Exercise:
Look through the records that follow. Copy every line containing the word "underlying".
START The input
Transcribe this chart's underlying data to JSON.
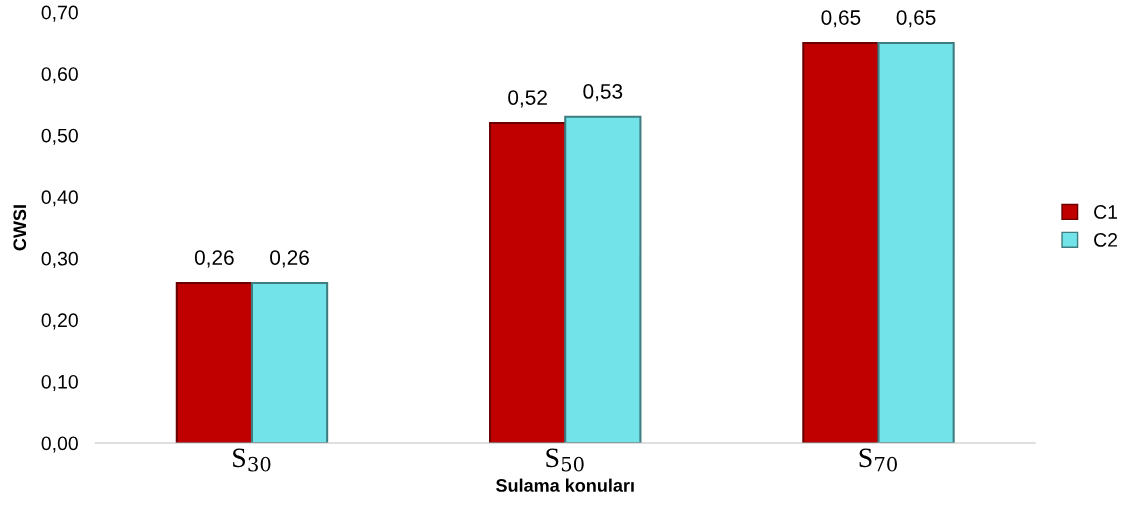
{
  "chart_data": {
    "type": "bar",
    "xlabel": "Sulama konuları",
    "ylabel": "CWSI",
    "categories": [
      "S$_{30}$",
      "S$_{50}$",
      "S$_{70}$"
    ],
    "series": [
      {
        "name": "C1",
        "color": "#c00000",
        "values": [
          0.26,
          0.52,
          0.65
        ],
        "value_labels": [
          "0,26",
          "0,52",
          "0,65"
        ]
      },
      {
        "name": "C2",
        "color": "#72e3e8",
        "values": [
          0.26,
          0.53,
          0.65
        ],
        "value_labels": [
          "0,26",
          "0,53",
          "0,65"
        ]
      }
    ],
    "ylim": [
      0,
      0.7
    ],
    "yticks": [
      {
        "value": 0,
        "label": "0,00"
      },
      {
        "value": 0.1,
        "label": "0,10"
      },
      {
        "value": 0.2,
        "label": "0,20"
      },
      {
        "value": 0.3,
        "label": "0,30"
      },
      {
        "value": 0.4,
        "label": "0,40"
      },
      {
        "value": 0.5,
        "label": "0,50"
      },
      {
        "value": 0.6,
        "label": "0,60"
      },
      {
        "value": 0.7,
        "label": "0,70"
      }
    ],
    "grid": false,
    "legend": "right"
  }
}
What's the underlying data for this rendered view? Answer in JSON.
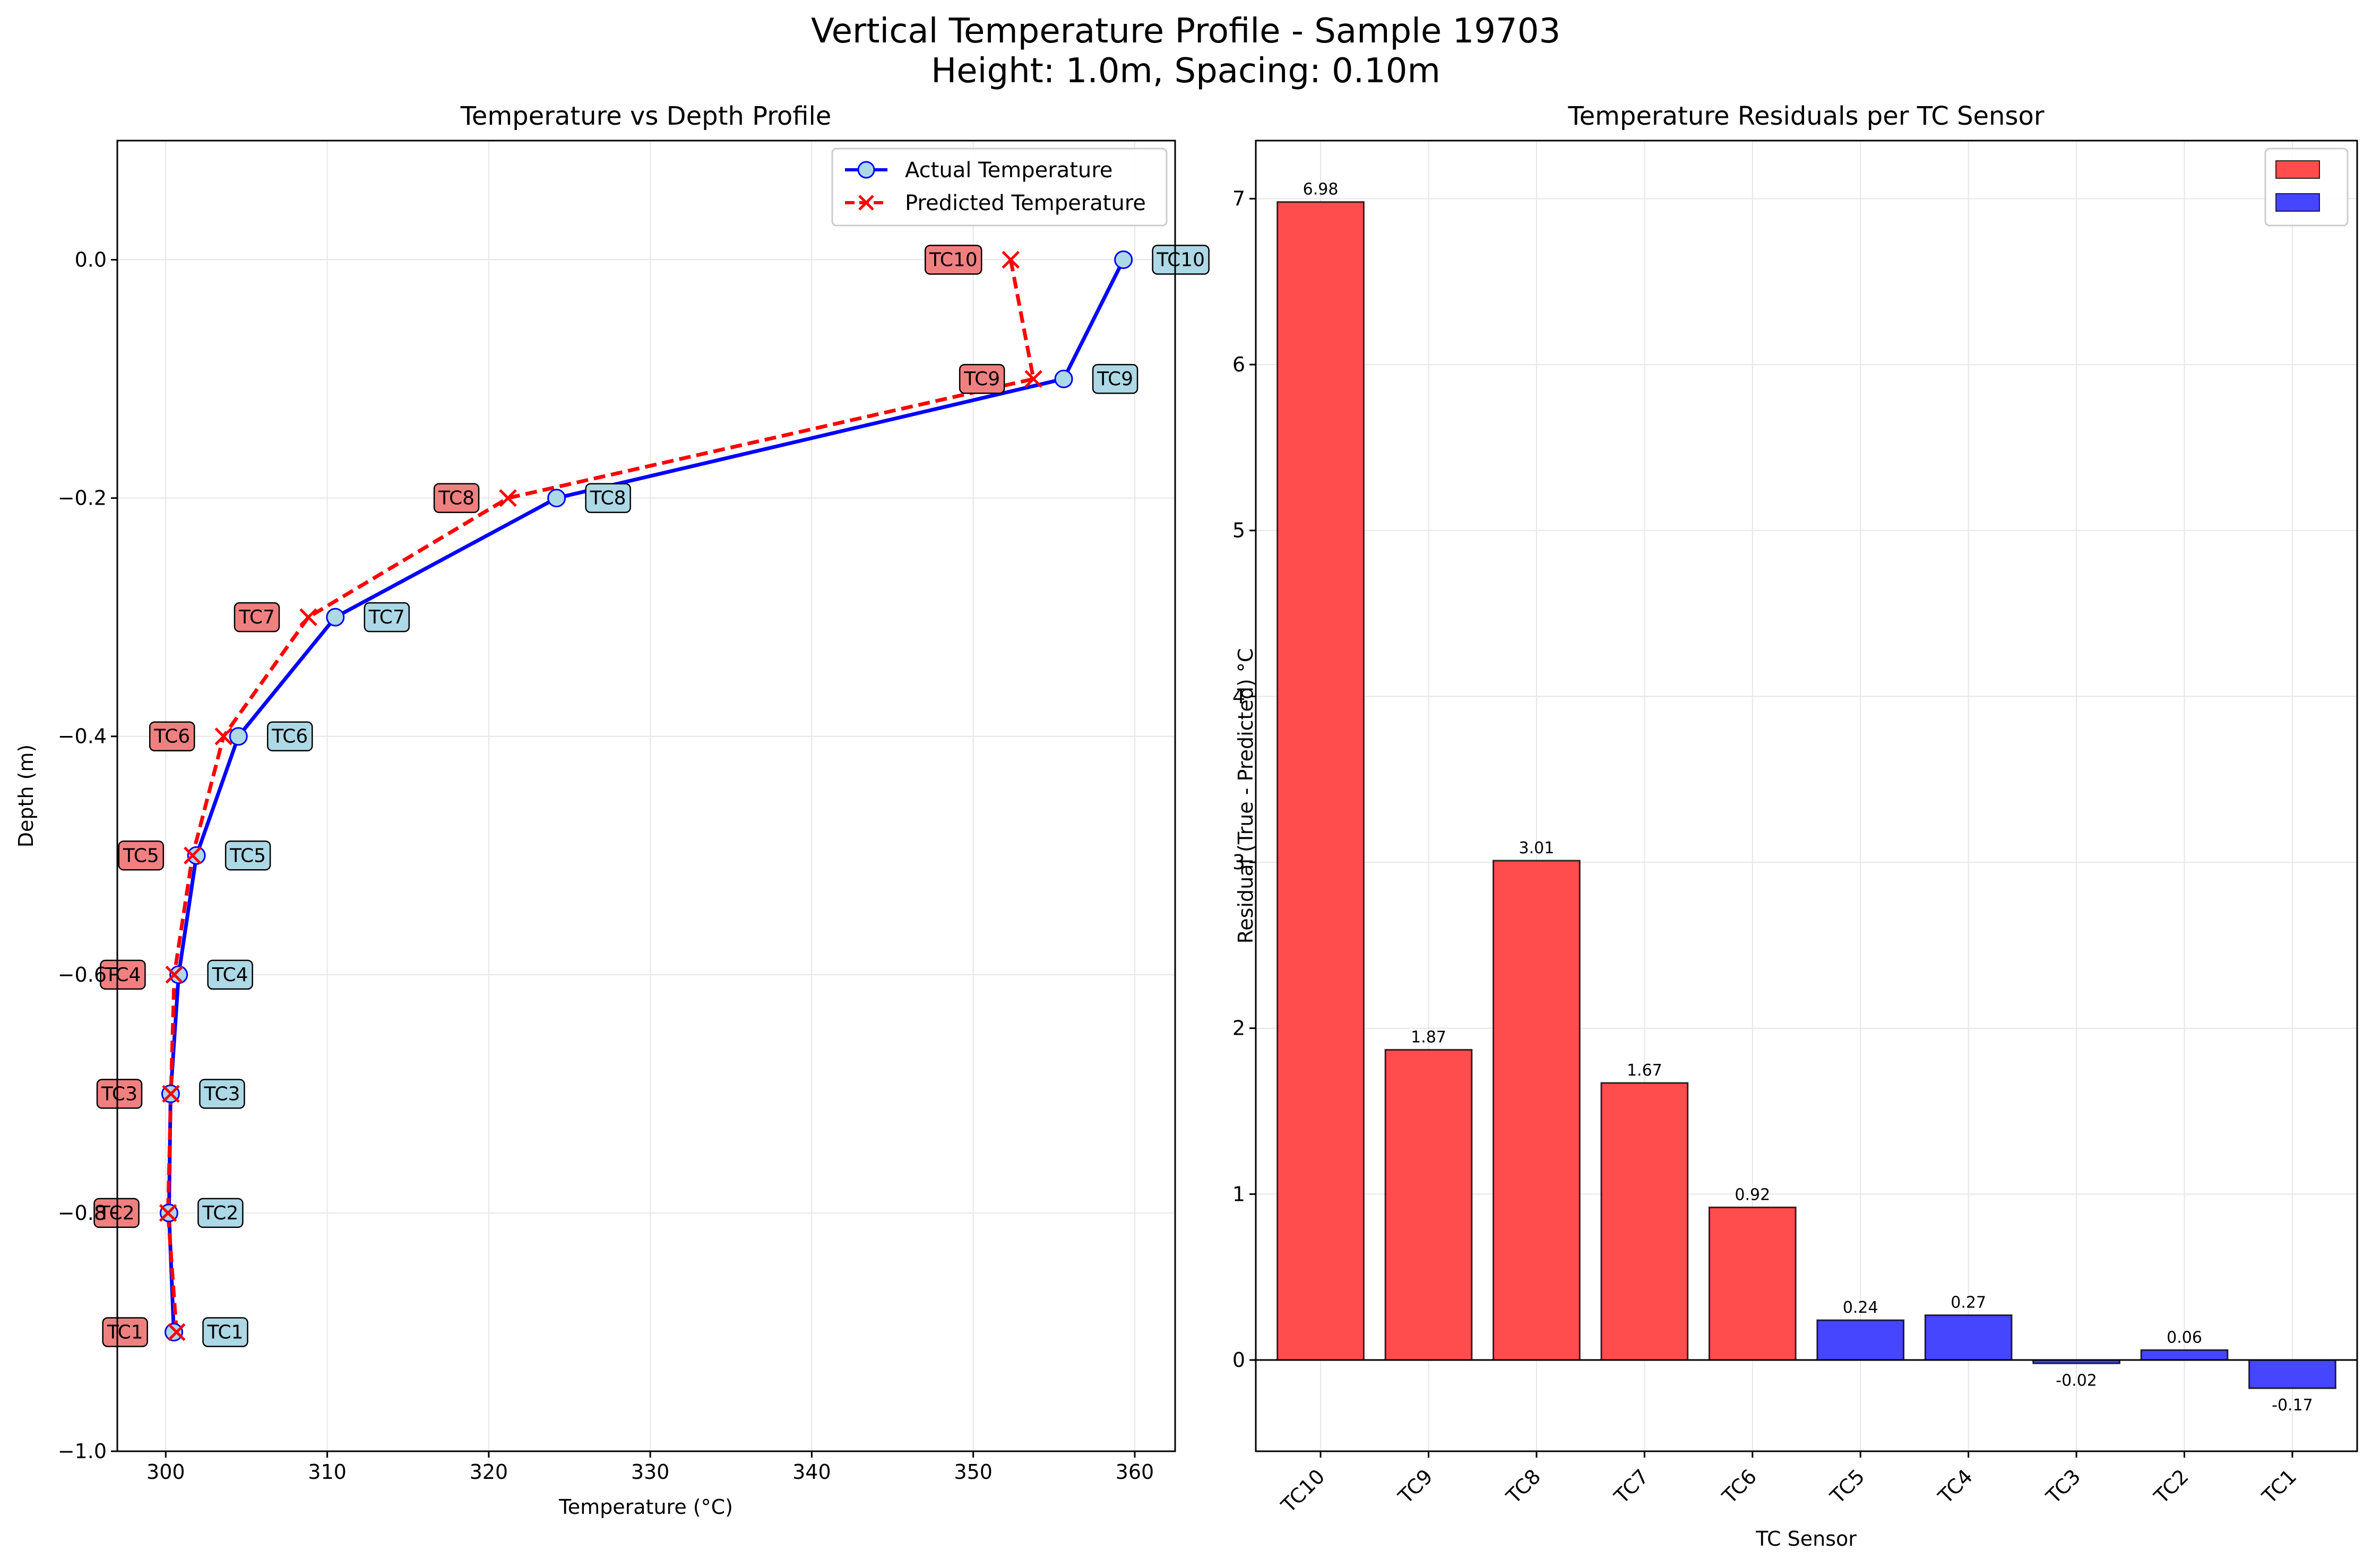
END The input
Output for this task:
Transcribe this chart's underlying data to JSON.
What's the underlying data for this rendered view? Answer in JSON.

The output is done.